*DESCRIPTION OF THE TASK:*
Drop the pictures from the entries below, then reproduce the rest exactly.

*RECORDED INFORMATION:*
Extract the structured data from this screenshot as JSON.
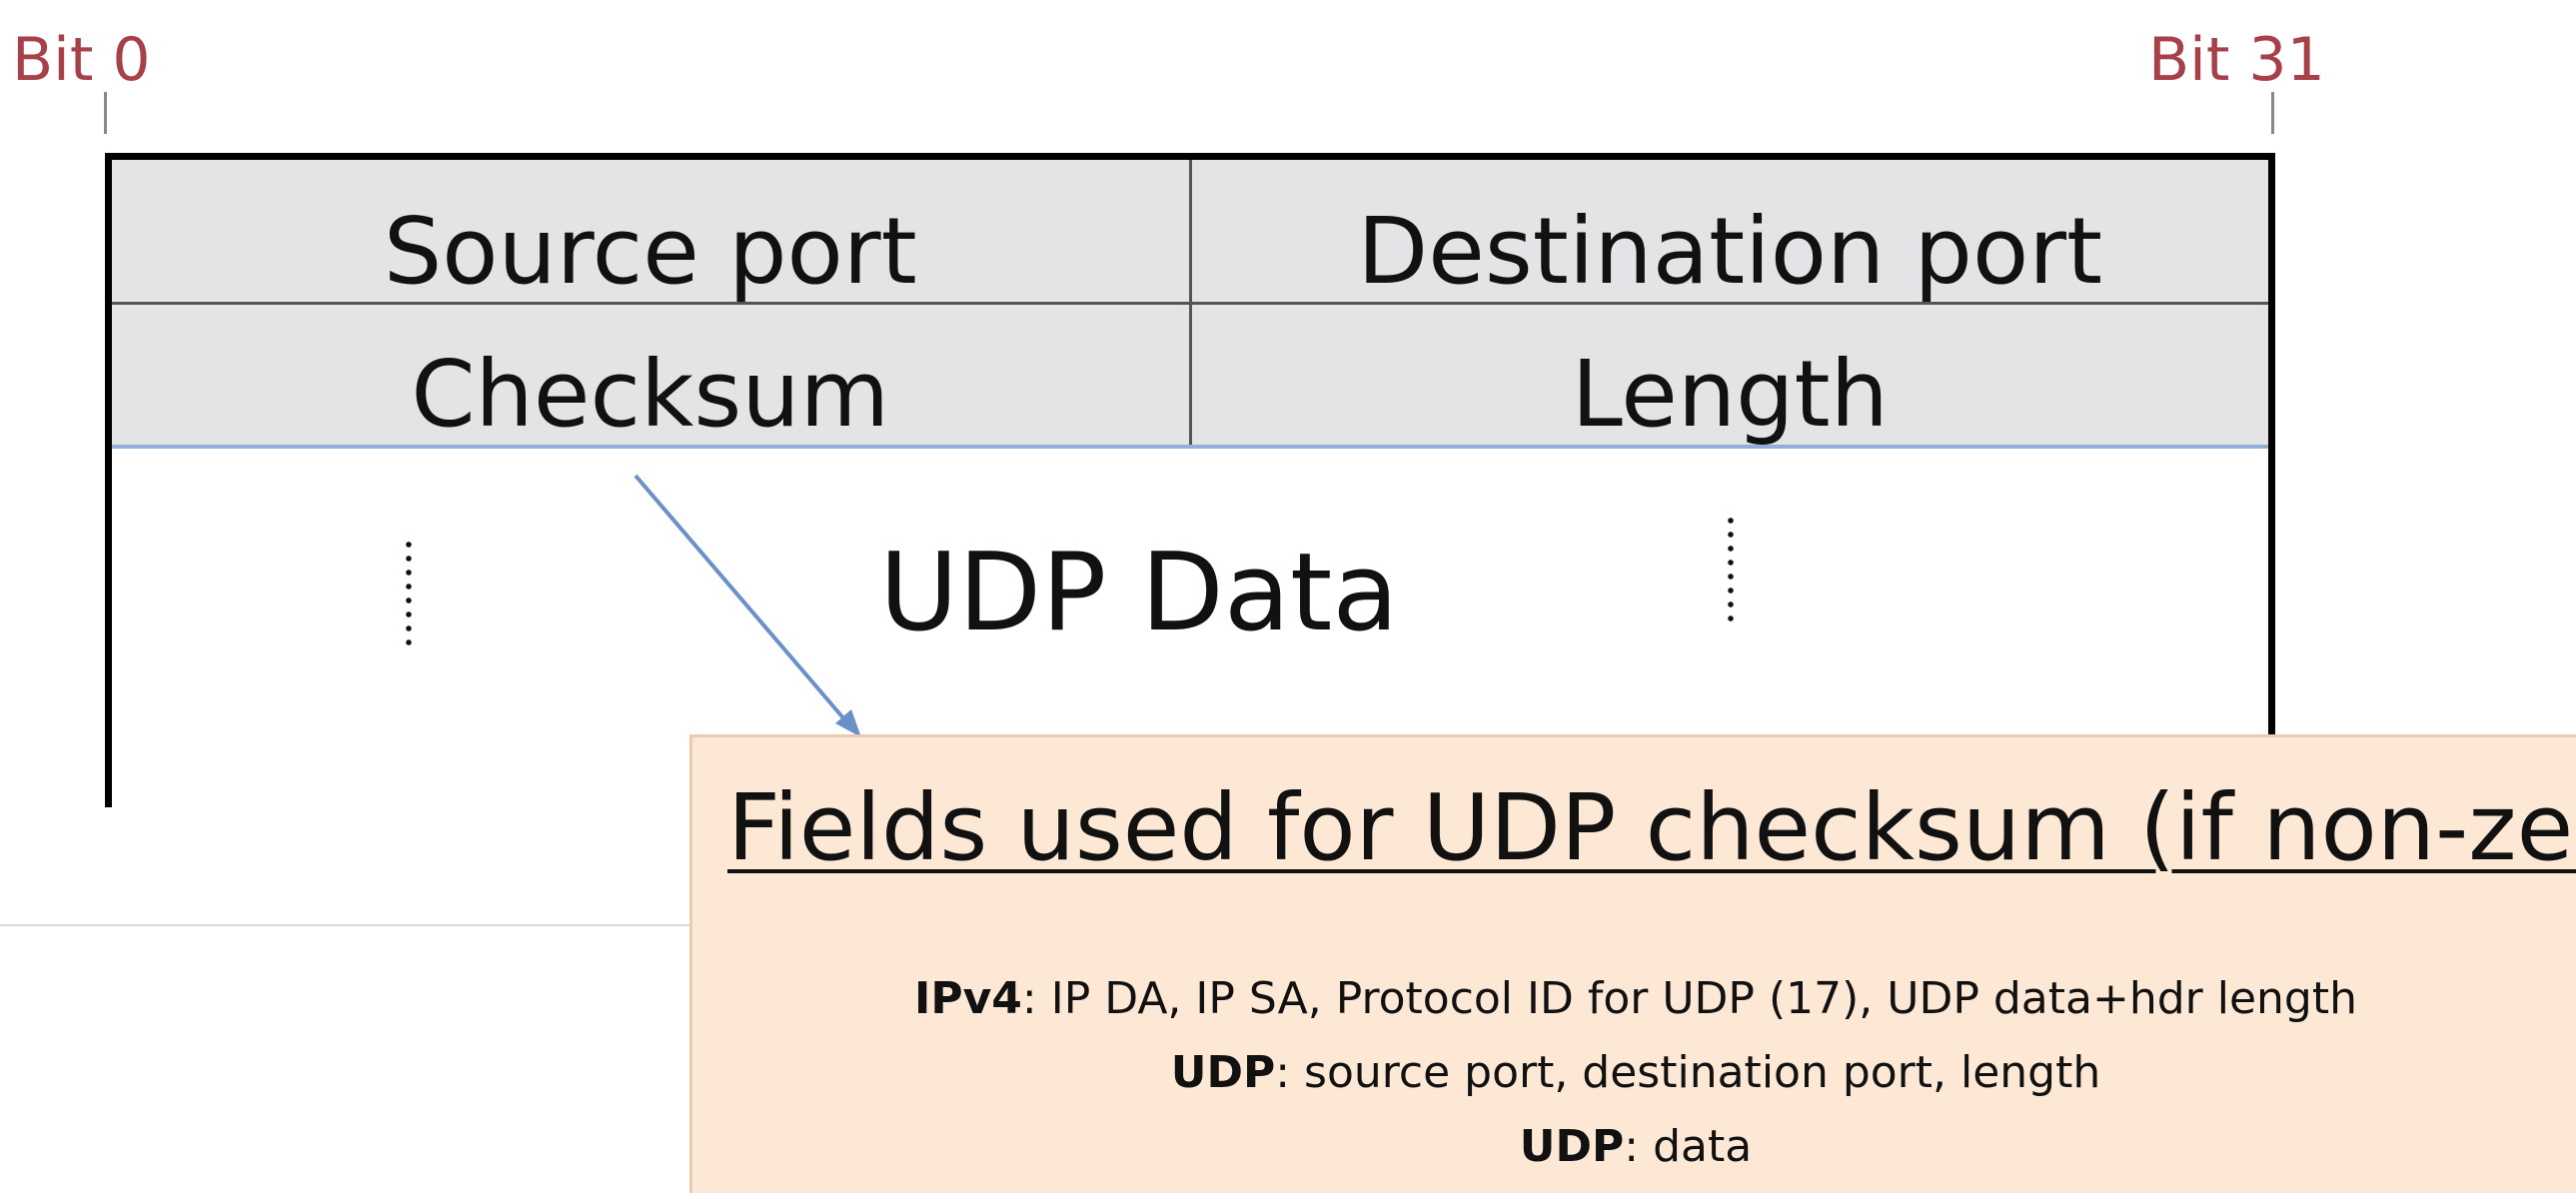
{
  "bits": {
    "start_label": "Bit 0",
    "end_label": "Bit 31"
  },
  "header": {
    "row1": {
      "left": "Source port",
      "right": "Destination port"
    },
    "row2": {
      "left": "Checksum",
      "right": "Length"
    }
  },
  "data_label": "UDP Data",
  "popup": {
    "title": "Fields used for UDP checksum (if non-zero)",
    "lines": [
      {
        "label": "IPv4",
        "text": ": IP DA, IP SA, Protocol ID for UDP (17), UDP data+hdr length"
      },
      {
        "label": "UDP",
        "text": ": source port, destination port, length"
      },
      {
        "label": "UDP",
        "text": ": data"
      }
    ]
  },
  "colors": {
    "bit_label": "#a8404a",
    "header_fill": "#e4e3e6",
    "popup_fill": "#fde8d6",
    "arrow": "#6a90c8"
  }
}
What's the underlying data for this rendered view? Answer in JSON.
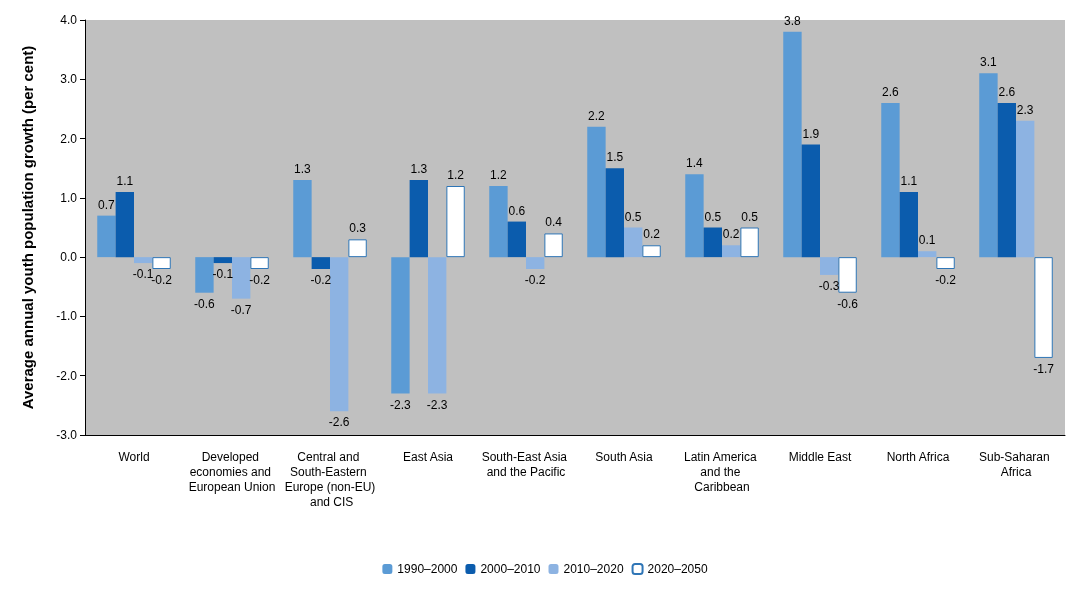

*COMPLETED TASK:*
Extract the structured data from this screenshot as JSON.
{
  "bits": {
    "start_label": "Bit 0",
    "end_label": "Bit 31"
  },
  "header": {
    "row1": {
      "left": "Source port",
      "right": "Destination port"
    },
    "row2": {
      "left": "Checksum",
      "right": "Length"
    }
  },
  "data_label": "UDP Data",
  "popup": {
    "title": "Fields used for UDP checksum (if non-zero)",
    "lines": [
      {
        "label": "IPv4",
        "text": ": IP DA, IP SA, Protocol ID for UDP (17), UDP data+hdr length"
      },
      {
        "label": "UDP",
        "text": ": source port, destination port, length"
      },
      {
        "label": "UDP",
        "text": ": data"
      }
    ]
  },
  "colors": {
    "bit_label": "#a8404a",
    "header_fill": "#e4e3e6",
    "popup_fill": "#fde8d6",
    "arrow": "#6a90c8"
  }
}
What's the underlying data for this rendered view? Answer in JSON.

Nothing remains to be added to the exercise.